[START OF Material for the task]
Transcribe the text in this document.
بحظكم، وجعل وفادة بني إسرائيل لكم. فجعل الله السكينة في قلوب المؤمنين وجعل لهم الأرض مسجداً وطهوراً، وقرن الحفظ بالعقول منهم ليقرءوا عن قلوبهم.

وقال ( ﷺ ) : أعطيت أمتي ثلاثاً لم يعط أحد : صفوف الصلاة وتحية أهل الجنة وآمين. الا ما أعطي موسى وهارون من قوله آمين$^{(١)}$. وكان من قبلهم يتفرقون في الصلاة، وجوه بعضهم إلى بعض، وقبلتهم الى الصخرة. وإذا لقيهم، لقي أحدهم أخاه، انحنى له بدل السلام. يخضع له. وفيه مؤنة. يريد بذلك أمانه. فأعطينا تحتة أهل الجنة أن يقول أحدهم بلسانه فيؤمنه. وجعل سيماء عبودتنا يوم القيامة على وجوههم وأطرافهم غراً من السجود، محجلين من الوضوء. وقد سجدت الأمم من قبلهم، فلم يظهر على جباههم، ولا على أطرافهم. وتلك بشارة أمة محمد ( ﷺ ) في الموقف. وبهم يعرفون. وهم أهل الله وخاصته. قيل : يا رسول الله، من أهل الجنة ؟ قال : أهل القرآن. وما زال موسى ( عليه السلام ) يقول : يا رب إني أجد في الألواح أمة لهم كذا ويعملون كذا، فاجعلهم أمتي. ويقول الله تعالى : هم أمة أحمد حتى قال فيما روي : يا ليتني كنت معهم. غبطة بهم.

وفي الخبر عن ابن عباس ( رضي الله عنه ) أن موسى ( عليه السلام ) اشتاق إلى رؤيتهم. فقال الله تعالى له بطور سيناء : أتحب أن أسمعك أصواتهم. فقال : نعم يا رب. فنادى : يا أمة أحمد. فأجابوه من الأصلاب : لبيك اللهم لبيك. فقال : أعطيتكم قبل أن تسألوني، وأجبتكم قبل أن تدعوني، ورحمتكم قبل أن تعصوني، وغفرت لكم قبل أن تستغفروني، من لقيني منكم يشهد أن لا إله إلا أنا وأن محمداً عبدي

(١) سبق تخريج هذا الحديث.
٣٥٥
[END OF Material for the task]
- **What to work on**:
Output all of the data again, exactly.

- **Completed task**:
Transcribe the text in this document.
بحظكم، وجعل وفادة بني إسرائيل لكم. فجعل الله السكينة في قلوب المؤمنين وجعل لهم الأرض مسجداً وطهوراً، وقرن الحفظ بالعقول منهم ليقرءوا عن قلوبهم.

وقال ( ﷺ ) : أعطيت أمتي ثلاثاً لم يعط أحد : صفوف الصلاة وتحية أهل الجنة وآمين. الا ما أعطي موسى وهارون من قوله آمين$^{(١)}$. وكان من قبلهم يتفرقون في الصلاة، وجوه بعضهم إلى بعض، وقبلتهم الى الصخرة. وإذا لقيهم، لقي أحدهم أخاه، انحنى له بدل السلام. يخضع له. وفيه مؤنة. يريد بذلك أمانه. فأعطينا تحتة أهل الجنة أن يقول أحدهم بلسانه فيؤمنه. وجعل سيماء عبودتنا يوم القيامة على وجوههم وأطرافهم غراً من السجود، محجلين من الوضوء. وقد سجدت الأمم من قبلهم، فلم يظهر على جباههم، ولا على أطرافهم. وتلك بشارة أمة محمد ( ﷺ ) في الموقف. وبهم يعرفون. وهم أهل الله وخاصته. قيل : يا رسول الله، من أهل الجنة ؟ قال : أهل القرآن. وما زال موسى ( عليه السلام ) يقول : يا رب إني أجد في الألواح أمة لهم كذا ويعملون كذا، فاجعلهم أمتي. ويقول الله تعالى : هم أمة أحمد حتى قال فيما روي : يا ليتني كنت معهم. غبطة بهم.

وفي الخبر عن ابن عباس ( رضي الله عنه ) أن موسى ( عليه السلام ) اشتاق إلى رؤيتهم. فقال الله تعالى له بطور سيناء : أتحب أن أسمعك أصواتهم. فقال : نعم يا رب. فنادى : يا أمة أحمد. فأجابوه من الأصلاب : لبيك اللهم لبيك. فقال : أعطيتكم قبل أن تسألوني، وأجبتكم قبل أن تدعوني، ورحمتكم قبل أن تعصوني، وغفرت لكم قبل أن تستغفروني، من لقيني منكم يشهد أن لا إله إلا أنا وأن محمداً عبدي

(١) سبق تخريج هذا الحديث.
٣٥٥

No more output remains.